--- Task details ---
Transcribe the records that follow, preserving every word.

Stored records:

____

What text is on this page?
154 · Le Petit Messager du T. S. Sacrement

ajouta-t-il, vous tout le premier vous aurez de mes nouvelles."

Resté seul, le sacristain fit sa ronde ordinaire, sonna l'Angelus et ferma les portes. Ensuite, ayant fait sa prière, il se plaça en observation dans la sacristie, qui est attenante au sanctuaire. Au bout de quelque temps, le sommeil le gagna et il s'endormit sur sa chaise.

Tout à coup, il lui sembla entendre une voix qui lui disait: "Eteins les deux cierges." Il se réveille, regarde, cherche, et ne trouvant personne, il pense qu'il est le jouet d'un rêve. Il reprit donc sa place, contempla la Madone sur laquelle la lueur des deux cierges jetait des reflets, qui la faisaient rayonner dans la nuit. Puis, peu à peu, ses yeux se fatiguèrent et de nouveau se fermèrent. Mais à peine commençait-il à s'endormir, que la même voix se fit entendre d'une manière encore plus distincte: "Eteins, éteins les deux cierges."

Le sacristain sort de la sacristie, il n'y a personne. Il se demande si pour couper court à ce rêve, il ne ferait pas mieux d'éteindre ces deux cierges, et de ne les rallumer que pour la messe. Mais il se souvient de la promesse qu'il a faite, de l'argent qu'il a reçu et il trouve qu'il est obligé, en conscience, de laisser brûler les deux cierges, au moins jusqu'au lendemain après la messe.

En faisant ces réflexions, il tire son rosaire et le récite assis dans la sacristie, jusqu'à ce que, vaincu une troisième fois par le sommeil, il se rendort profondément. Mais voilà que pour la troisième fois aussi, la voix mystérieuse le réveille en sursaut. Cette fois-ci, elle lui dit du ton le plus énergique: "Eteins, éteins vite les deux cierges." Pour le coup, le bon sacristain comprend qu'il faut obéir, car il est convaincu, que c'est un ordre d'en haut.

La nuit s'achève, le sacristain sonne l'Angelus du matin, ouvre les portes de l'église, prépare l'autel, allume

____

--- Full output ---
What text is on this page?
154 · Le Petit Messager du T. S. Sacrement

ajouta-t-il, vous tout le premier vous aurez de mes nouvelles."

Resté seul, le sacristain fit sa ronde ordinaire, sonna l'Angelus et ferma les portes. Ensuite, ayant fait sa prière, il se plaça en observation dans la sacristie, qui est attenante au sanctuaire. Au bout de quelque temps, le sommeil le gagna et il s'endormit sur sa chaise.

Tout à coup, il lui sembla entendre une voix qui lui disait: "Eteins les deux cierges." Il se réveille, regarde, cherche, et ne trouvant personne, il pense qu'il est le jouet d'un rêve. Il reprit donc sa place, contempla la Madone sur laquelle la lueur des deux cierges jetait des reflets, qui la faisaient rayonner dans la nuit. Puis, peu à peu, ses yeux se fatiguèrent et de nouveau se fermèrent. Mais à peine commençait-il à s'endormir, que la même voix se fit entendre d'une manière encore plus distincte: "Eteins, éteins les deux cierges."

Le sacristain sort de la sacristie, il n'y a personne. Il se demande si pour couper court à ce rêve, il ne ferait pas mieux d'éteindre ces deux cierges, et de ne les rallumer que pour la messe. Mais il se souvient de la promesse qu'il a faite, de l'argent qu'il a reçu et il trouve qu'il est obligé, en conscience, de laisser brûler les deux cierges, au moins jusqu'au lendemain après la messe.

En faisant ces réflexions, il tire son rosaire et le récite assis dans la sacristie, jusqu'à ce que, vaincu une troisième fois par le sommeil, il se rendort profondément. Mais voilà que pour la troisième fois aussi, la voix mystérieuse le réveille en sursaut. Cette fois-ci, elle lui dit du ton le plus énergique: "Eteins, éteins vite les deux cierges." Pour le coup, le bon sacristain comprend qu'il faut obéir, car il est convaincu, que c'est un ordre d'en haut.

La nuit s'achève, le sacristain sonne l'Angelus du matin, ouvre les portes de l'église, prépare l'autel, allume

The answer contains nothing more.